%%
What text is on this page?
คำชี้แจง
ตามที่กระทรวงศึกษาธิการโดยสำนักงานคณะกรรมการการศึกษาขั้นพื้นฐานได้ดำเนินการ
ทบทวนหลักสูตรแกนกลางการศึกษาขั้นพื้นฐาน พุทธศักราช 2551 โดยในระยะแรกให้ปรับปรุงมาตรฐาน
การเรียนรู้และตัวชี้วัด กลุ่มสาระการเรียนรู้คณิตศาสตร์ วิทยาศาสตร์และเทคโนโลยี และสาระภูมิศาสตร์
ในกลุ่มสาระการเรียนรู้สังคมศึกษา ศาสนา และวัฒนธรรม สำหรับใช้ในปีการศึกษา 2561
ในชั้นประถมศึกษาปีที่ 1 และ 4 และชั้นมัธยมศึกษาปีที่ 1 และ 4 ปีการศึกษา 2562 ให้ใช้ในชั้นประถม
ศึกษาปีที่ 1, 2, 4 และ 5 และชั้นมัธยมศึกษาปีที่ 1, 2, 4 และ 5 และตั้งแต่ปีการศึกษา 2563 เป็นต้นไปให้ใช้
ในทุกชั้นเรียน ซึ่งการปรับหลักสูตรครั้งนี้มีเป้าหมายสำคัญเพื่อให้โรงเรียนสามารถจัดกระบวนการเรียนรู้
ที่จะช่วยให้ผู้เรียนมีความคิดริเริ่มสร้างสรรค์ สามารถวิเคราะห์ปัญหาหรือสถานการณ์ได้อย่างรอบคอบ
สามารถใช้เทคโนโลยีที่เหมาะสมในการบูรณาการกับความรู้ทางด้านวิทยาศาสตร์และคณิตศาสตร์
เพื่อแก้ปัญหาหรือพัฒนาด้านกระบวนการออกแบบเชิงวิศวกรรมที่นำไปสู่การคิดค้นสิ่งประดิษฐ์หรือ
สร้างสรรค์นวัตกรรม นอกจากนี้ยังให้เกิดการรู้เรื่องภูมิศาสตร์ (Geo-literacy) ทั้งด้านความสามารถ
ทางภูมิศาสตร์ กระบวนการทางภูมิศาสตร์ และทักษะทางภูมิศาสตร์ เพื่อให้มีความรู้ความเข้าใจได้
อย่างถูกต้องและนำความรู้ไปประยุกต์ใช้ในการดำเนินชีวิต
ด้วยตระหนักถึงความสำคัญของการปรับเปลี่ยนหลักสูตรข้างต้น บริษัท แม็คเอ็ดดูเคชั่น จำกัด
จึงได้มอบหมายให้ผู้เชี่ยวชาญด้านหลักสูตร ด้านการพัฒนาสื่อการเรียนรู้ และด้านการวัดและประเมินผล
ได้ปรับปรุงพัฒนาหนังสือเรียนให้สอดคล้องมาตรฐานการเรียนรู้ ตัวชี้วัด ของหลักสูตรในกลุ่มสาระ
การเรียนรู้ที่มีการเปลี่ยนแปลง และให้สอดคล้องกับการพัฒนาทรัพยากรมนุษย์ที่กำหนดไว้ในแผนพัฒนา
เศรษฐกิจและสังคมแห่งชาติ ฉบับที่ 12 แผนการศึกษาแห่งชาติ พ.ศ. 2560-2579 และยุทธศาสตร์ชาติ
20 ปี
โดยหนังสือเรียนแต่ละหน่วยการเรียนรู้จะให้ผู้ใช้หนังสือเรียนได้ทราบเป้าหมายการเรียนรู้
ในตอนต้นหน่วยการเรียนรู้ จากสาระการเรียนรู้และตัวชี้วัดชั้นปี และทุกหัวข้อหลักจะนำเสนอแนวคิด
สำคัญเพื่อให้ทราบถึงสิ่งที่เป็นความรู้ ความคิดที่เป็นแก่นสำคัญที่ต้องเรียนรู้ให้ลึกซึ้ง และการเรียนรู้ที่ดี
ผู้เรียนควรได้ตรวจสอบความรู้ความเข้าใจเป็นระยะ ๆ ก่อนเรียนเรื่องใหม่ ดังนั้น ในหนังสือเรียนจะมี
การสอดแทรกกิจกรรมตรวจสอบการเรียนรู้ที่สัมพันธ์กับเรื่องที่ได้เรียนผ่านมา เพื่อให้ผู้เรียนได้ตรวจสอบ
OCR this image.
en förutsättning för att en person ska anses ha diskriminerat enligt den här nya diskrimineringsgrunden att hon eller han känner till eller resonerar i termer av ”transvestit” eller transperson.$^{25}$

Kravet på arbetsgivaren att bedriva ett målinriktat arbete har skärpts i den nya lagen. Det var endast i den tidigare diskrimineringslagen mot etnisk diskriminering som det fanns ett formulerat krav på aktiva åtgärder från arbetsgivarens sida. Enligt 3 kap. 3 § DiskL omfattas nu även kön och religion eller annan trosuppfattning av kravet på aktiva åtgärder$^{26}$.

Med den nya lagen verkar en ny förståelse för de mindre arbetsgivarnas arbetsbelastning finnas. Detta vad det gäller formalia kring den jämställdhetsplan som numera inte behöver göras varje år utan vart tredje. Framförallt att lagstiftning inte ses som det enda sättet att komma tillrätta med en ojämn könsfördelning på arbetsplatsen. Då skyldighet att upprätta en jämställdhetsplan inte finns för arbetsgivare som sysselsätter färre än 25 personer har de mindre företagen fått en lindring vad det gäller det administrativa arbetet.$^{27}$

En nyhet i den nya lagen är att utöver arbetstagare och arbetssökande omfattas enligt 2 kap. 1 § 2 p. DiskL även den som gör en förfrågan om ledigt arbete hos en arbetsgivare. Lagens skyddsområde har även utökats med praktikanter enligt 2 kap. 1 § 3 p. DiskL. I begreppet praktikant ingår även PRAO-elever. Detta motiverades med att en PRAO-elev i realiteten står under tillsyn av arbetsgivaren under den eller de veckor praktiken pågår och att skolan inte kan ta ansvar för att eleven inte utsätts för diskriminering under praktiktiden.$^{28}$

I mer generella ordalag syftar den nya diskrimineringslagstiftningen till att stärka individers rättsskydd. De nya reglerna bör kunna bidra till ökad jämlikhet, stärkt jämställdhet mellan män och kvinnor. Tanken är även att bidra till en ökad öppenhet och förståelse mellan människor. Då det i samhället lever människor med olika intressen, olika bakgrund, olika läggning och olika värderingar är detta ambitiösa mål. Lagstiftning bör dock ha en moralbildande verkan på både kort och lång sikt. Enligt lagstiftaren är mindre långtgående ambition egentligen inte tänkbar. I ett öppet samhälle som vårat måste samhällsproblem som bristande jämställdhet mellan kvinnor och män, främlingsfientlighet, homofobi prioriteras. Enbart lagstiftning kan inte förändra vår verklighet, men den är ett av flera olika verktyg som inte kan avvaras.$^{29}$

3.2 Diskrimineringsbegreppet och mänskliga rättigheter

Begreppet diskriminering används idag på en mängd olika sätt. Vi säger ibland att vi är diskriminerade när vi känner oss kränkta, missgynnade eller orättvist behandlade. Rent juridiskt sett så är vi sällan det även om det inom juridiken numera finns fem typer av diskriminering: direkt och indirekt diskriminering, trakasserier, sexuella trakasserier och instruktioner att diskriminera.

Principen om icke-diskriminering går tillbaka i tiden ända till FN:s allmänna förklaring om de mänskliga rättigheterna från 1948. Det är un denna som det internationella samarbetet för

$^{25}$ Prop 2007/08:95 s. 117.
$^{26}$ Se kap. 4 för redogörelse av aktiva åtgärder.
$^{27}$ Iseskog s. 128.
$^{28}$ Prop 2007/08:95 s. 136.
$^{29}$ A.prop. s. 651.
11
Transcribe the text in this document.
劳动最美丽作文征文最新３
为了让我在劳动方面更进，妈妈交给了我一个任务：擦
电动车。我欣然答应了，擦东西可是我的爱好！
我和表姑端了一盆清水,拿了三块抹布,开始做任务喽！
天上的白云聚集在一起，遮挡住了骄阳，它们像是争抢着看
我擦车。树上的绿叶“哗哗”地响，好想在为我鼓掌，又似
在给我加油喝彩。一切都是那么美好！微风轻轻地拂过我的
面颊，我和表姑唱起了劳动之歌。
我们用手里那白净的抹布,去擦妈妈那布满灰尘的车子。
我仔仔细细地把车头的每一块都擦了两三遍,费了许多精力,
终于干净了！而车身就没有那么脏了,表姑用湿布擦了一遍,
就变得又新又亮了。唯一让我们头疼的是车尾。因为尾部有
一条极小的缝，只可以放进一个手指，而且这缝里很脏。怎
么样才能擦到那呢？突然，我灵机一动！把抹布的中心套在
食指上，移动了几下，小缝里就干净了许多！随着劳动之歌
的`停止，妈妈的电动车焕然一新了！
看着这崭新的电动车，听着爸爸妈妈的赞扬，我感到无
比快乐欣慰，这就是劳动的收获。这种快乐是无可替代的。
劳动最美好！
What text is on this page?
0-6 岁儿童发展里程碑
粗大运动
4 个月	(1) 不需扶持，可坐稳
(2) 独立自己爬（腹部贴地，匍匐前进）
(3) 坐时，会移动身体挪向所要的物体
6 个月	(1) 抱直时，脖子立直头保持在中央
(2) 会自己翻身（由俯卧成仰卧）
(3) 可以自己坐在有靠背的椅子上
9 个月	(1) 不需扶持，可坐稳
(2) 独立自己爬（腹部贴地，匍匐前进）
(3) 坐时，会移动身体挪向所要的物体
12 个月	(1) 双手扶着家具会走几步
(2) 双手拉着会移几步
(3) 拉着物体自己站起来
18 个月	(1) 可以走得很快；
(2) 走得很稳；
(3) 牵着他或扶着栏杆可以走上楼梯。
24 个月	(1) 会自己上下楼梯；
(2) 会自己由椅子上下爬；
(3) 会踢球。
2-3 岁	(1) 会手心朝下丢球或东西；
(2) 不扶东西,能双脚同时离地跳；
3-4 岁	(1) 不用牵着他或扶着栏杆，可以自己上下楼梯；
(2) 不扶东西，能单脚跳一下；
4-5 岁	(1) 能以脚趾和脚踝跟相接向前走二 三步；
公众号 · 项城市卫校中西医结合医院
%%
#### [Exercise objective]
Look through the listing and extract every line with "มสาระการเร" in it.

#### [Exercise output]
การเรียนรู้และตัวชี้วัด กลุ่มสาระการเรียนรู้คณิตศาสตร์ วิทยาศาสตร์และเทคโนโลยี และสาระภูมิศาสตร์
ในกลุ่มสาระการเรียนรู้สังคมศึกษา ศาสนา และวัฒนธรรม สำหรับใช้ในปีการศึกษา 2561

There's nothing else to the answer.